__Extrait du texte__:
Le quartier historique de Paramaribo abrite de nombreuses guesthouses, et c’est dans l’une d’entre elles que je poserai mon sac. Aménagée dans une maison de bois traditionnelle, elle me paraît en effet particulièrement indiquée pour un francophone perdu dans la capitale. L’enseigne « Un pied à terre » est tenue par un couple néerlando-français, Fabienne et Yayo. C’est Yayo lui-même qui a restauré la grande bâtisse en bois de trois étages, qui domine le quartier. Ce néerlandais baroudeur et chevelu a fait ses armes dans la charpente maritime au milieu des années 80. Il faisait partie de l’équipage de la Goélette, cet imposant voilier ancré sur les berges du Maroni, qu’ il a également reconverti en un superbe restaurant. Passionné par le travail du bois et la restauration des bâtisses traditionnelles du siècle dernier, il s’attaque désormais à un nouvel ouvrage, qui pourra peut-être bientôt recevoir les voyageurs. Fabienne est, quant à elle, originaire de Guadeloupe, et s’occupe du gîte, qui est également le foyer familial, car leurs deux enfants vivent aussi dans ces lieux.
C’est une base arrière idéale pour organiser mon voyage vers le mont Kassi-Kassima. C’est bien là mon objectif, et l’atmosphère festive de la ville, ainsi que mon chaleureux pied-à-terre ne doivent pas m’en détourner.

Vers Palumeu

METS ( Movement for Ecotourism in Suriname ) est la seule agence à organiser des expéditions vers la montagne reculée. Il s’agit d’un organisme gouvernemental, mais fonctionnant comme une agence touristique. Il est dirigé par Erik Kuiper, un néerlandais passionné par son travail, et à l’enthousiasme contagieux. Il me promet de me trouver une place dans le prochain vol pour Palumeu, et même de mettre à ma disposition un guide. Palumeu, village amérindien situé dans le sud du Suriname, au bord de la Tapanahony, constitue le passage obligé vers la montagne. En pirogue, il faudrait plusieurs jours juste pour atteindre ce village. Heureusement, le réseau de transport aérien est développé au Suriname, et plusieurs compagnies aériennes desservent ces zones lointaines et enclavées.
Quelques temps plus tard, à partir de l’aéroport « Zorg en Hoop » situé dans la ville, un « twinotter », bimoteur robuste de la compagnie surinamienne Blue Wing, nous attend sur le tarmac. Quelques minutes plus tard, nous survolons un lac, d’un bleu turquoise inattendu : la compagnie Paranam traite ici la bauxite pour produire l’aluminium, la ressource principale du Suriname. Puis c’est le gigantesque lac hydroélectrique de Brokopondo, construit en amont de la rivière Suriname et qui s’étend sur une surface de 1600 km2. En surplomb du lac, le Parc Naturel du Brownsberg semble constellé d’une multitude de tâches de latérite, qui ne sont autres que des exploitations aurifères, pour certaines illégales. La trajectoire de l’avion se met à suivre les sinuosités du fleuve Suriname, au détour duquel on discerne la structure circulaire des villages Saramaka. Enfin, dans les derniers moments du vol, au loin, une forme lointaine se découpe de manière abrupte dans l’horizon : c’est lui, c’est le mont Kassi-Kassima.

__Segment de données__:
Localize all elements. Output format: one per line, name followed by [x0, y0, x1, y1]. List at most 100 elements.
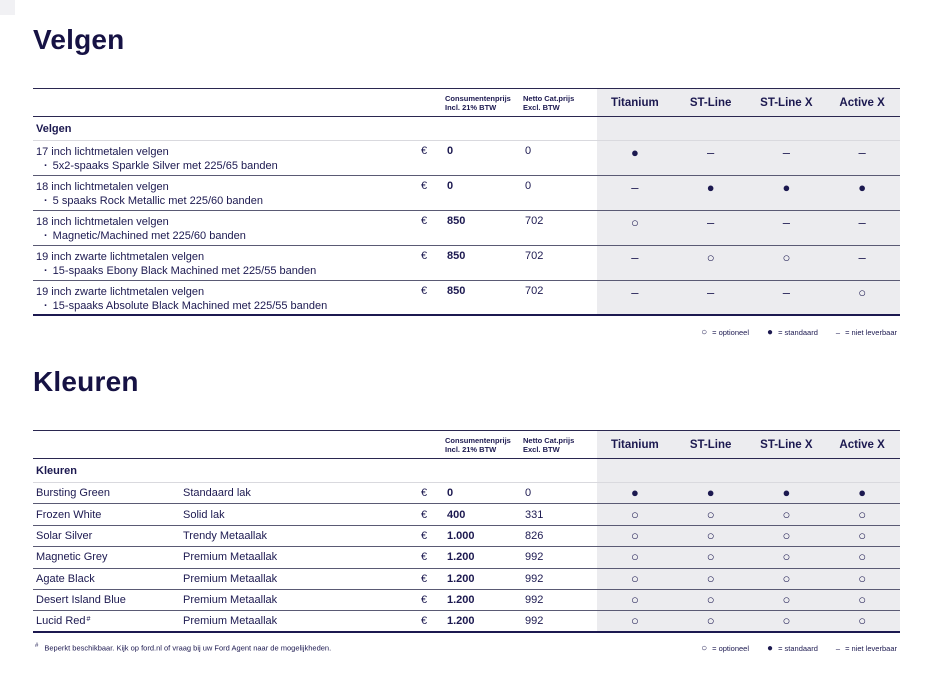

__Travail demandé__:
A – Imprimez mot pour mot le passage du récit de voyage au Suriname qui commence par les mots « C’est une base » et se termine par « pas m’en détourner. ».
B – Traduisez en anglais cette phrase du récit de voyage au Suriname : « Heureusement, le réseau de transport aérien est développé au Suriname, et plusieurs compagnies aériennes desservent ces zones lointaines et enclavées. »

__Corrigé__:
A –
C’est une base arrière idéale pour organiser mon voyage vers le mont Kassi-Kassima. C’est bien là mon objectif, et l’atmosphère festive de la ville, ainsi que mon chaleureux pied-à-terre ne doivent pas m’en détourner.

B – Fortunately, the air transport network is well developed in Suriname, and several airlines serve these distant, isolated areas.